> _Extracted data entries_
################

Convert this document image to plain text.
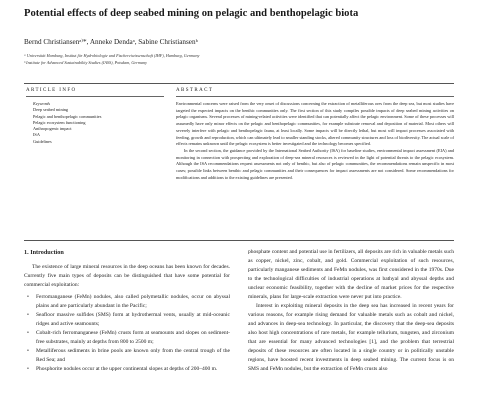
Potential effects of deep seabed mining on pelagic and benthopelagic biota
Bernd Christiansenᵃ⁾*, Anneke Dendaᵃ, Sabine Christiansenᵇ
ᵃ Universität Hamburg, Institut für Hydrobiologie und Fischereiwissenschaft (IHF), Hamburg, Germany
ᵇ Institute for Advanced Sustainability Studies (IASS), Potsdam, Germany
ARTICLE INFO	ABSTRACT
Keywords
Deep seabed mining
Pelagic and benthopelagic communities
Pelagic ecosystem functioning
Anthropogenic impact
ISA
Guidelines

Environmental concerns were raised from the very onset of discussions concerning the extraction of metalliferous ores from the deep sea, but most studies have targeted the expected impacts on the benthic communities only. The first section of this study compiles possible impacts of deep seabed mining activities on pelagic organisms. Several processes of mining-related activities were identified that can potentially affect the pelagic environment. Some of these processes will assumedly have only minor effects on the pelagic and benthopelagic communities, for example substrate removal and deposition of material. Most others will severely interfere with pelagic and benthopelagic fauna, at least locally. Some impacts will be directly lethal, but most will impact processes associated with feeding, growth and reproduction, which can ultimately lead to smaller standing stocks, altered community structures and loss of biodiversity. The actual scale of effects remains unknown until the pelagic ecosystem is better investigated and the technology becomes specified.

In the second section, the guidance provided by the International Seabed Authority (ISA) for baseline studies, environmental impact assessment (EIA) and monitoring in connection with prospecting and exploration of deep-sea mineral resources is reviewed in the light of potential threats to the pelagic ecosystem. Although the ISA recommendations request assessments not only of benthic, but also of pelagic communities, the recommendations remain unspecific in most cases; possible links between benthic and pelagic communities and their consequences for impact assessments are not considered. Some recommendations for modifications and additions to the existing guidelines are presented.

1. Introduction

The existence of large mineral resources in the deep oceans has been known for decades. Currently five main types of deposits can be distinguished that have some potential for commercial exploitation:

• Ferromanganese (FeMn) nodules, also called polymetallic nodules, occur on abyssal plains and are particularly abundant in the Pacific;
• Seafloor massive sulfides (SMS) form at hydrothermal vents, usually at mid-oceanic ridges and active seamounts;
• Cobalt-rich ferromanganese (FeMn) crusts form at seamounts and slopes on sediment-free substrates, mainly at depths from 800 to 2500 m;
• Metalliferous sediments in brine pools are known only from the central trough of the Red Sea; and
• Phosphorite nodules occur at the upper continental slopes at depths of 200–400 m.

phosphate content and potential use in fertilizers, all deposits are rich in valuable metals such as copper, nickel, zinc, cobalt, and gold. Commercial exploitation of such resources, particularly manganese sediments and FeMn nodules, was first considered in the 1970s. Due to the technological difficulties of industrial operations at bathyal and abyssal depths and unclear economic feasibility, together with the decline of market prices for the respective minerals, plans for large-scale extraction were never put into practice.

Interest in exploiting mineral deposits in the deep sea has increased in recent years for various reasons, for example rising demand for valuable metals such as cobalt and nickel, and advances in deep-sea technology. In particular, the discovery that the deep-sea deposits also host high concentrations of rare metals, for example tellurium, tungsten, and zirconium that are essential for many advanced technologies [1], and the problem that terrestrial deposits of these resources are often located in a single country or in politically unstable regions, have boosted recent investments in deep seabed mining. The current focus is on SMS and FeMn nodules, but the extraction of FeMn crusts also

################

> _Written problem_
Scan the material above. Return every line containing the string "slopes".

> _Worked answer_
• Cobalt-rich ferromanganese (FeMn) crusts form at seamounts and slopes on sediment-free substrates, mainly at depths from 800 to 2500 m;
• Phosphorite nodules occur at the upper continental slopes at depths of 200–400 m.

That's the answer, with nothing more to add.